━━━━━ TASK INPUTS

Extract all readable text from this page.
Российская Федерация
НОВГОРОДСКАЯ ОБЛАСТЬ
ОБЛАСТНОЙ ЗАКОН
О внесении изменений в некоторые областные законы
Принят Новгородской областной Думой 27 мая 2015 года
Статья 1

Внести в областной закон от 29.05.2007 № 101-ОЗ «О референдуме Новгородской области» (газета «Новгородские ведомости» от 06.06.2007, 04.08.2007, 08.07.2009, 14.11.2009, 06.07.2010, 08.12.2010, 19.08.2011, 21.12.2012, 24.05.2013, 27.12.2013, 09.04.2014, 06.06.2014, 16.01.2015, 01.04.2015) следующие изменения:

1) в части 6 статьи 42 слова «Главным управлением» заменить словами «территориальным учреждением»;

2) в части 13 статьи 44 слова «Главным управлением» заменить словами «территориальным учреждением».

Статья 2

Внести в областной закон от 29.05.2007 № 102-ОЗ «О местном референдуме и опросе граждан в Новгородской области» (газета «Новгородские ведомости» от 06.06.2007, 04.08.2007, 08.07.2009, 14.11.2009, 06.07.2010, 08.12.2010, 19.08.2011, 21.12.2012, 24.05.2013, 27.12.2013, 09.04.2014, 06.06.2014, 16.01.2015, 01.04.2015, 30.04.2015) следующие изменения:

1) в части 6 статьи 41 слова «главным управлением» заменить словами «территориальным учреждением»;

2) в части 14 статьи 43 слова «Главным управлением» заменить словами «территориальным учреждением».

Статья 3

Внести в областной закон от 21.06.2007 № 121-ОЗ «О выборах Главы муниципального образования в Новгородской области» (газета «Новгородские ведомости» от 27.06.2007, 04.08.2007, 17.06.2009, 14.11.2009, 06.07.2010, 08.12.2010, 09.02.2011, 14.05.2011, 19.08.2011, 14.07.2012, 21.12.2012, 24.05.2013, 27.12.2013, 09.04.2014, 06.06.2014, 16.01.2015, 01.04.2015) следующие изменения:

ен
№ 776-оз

━━━━━━━━━━

• WHAT YOU HAVE TO DO
Exactly reproduce every line found in the records.

• SOLVED PROBLEM
Extract all readable text from this page.
Российская Федерация
НОВГОРОДСКАЯ ОБЛАСТЬ
ОБЛАСТНОЙ ЗАКОН
О внесении изменений в некоторые областные законы
Принят Новгородской областной Думой 27 мая 2015 года
Статья 1

Внести в областной закон от 29.05.2007 № 101-ОЗ «О референдуме Новгородской области» (газета «Новгородские ведомости» от 06.06.2007, 04.08.2007, 08.07.2009, 14.11.2009, 06.07.2010, 08.12.2010, 19.08.2011, 21.12.2012, 24.05.2013, 27.12.2013, 09.04.2014, 06.06.2014, 16.01.2015, 01.04.2015) следующие изменения:

1) в части 6 статьи 42 слова «Главным управлением» заменить словами «территориальным учреждением»;

2) в части 13 статьи 44 слова «Главным управлением» заменить словами «территориальным учреждением».

Статья 2

Внести в областной закон от 29.05.2007 № 102-ОЗ «О местном референдуме и опросе граждан в Новгородской области» (газета «Новгородские ведомости» от 06.06.2007, 04.08.2007, 08.07.2009, 14.11.2009, 06.07.2010, 08.12.2010, 19.08.2011, 21.12.2012, 24.05.2013, 27.12.2013, 09.04.2014, 06.06.2014, 16.01.2015, 01.04.2015, 30.04.2015) следующие изменения:

1) в части 6 статьи 41 слова «главным управлением» заменить словами «территориальным учреждением»;

2) в части 14 статьи 43 слова «Главным управлением» заменить словами «территориальным учреждением».

Статья 3

Внести в областной закон от 21.06.2007 № 121-ОЗ «О выборах Главы муниципального образования в Новгородской области» (газета «Новгородские ведомости» от 27.06.2007, 04.08.2007, 17.06.2009, 14.11.2009, 06.07.2010, 08.12.2010, 09.02.2011, 14.05.2011, 19.08.2011, 14.07.2012, 21.12.2012, 24.05.2013, 27.12.2013, 09.04.2014, 06.06.2014, 16.01.2015, 01.04.2015) следующие изменения:

ен
№ 776-оз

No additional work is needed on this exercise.